■ Stored records:
============

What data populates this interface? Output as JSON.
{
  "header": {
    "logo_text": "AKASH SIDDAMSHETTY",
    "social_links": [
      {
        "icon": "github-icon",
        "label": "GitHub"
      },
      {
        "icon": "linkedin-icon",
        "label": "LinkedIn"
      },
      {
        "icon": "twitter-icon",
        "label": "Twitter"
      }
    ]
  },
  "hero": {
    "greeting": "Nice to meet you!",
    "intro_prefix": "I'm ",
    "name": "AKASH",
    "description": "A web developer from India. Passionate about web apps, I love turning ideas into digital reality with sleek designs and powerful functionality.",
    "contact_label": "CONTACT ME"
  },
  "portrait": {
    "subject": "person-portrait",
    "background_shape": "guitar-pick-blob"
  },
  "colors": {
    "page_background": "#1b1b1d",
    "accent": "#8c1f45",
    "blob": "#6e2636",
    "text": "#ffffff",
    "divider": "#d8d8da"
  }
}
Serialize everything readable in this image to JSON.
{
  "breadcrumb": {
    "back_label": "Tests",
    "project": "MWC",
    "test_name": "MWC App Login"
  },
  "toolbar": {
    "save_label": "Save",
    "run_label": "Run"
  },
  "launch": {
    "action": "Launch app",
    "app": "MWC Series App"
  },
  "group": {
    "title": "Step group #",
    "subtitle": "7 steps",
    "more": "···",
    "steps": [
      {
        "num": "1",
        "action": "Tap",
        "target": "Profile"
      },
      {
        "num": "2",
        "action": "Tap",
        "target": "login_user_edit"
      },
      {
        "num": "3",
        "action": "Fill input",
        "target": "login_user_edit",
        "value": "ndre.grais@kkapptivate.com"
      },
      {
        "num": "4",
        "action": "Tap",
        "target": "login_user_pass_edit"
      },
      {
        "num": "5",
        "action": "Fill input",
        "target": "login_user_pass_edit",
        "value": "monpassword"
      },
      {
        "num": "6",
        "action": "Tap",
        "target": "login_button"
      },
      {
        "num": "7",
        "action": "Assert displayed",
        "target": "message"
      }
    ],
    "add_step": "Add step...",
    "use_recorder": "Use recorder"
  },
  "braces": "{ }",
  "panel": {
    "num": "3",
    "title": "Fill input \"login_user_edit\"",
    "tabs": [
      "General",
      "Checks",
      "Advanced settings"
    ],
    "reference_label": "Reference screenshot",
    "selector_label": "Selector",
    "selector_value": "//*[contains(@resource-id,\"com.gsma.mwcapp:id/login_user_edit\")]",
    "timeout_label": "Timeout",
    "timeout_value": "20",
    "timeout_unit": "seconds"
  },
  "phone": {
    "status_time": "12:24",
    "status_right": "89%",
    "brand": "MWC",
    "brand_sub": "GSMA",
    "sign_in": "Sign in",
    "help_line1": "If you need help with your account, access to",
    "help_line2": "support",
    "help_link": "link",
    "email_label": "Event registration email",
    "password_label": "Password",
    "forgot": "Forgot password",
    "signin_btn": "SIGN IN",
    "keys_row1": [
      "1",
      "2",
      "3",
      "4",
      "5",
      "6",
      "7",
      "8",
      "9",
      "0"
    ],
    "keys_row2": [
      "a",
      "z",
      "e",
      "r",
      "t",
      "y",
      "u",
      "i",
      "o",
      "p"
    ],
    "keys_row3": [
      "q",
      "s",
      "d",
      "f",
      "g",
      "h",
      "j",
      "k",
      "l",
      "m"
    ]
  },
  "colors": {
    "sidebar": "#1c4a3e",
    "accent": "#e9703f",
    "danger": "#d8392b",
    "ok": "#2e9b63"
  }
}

============

■ What is expected: Find every line that has "JSON" in it, then return those lines.

■ Expected answer:
What data populates this interface? Output as JSON.
Serialize everything readable in this image to JSON.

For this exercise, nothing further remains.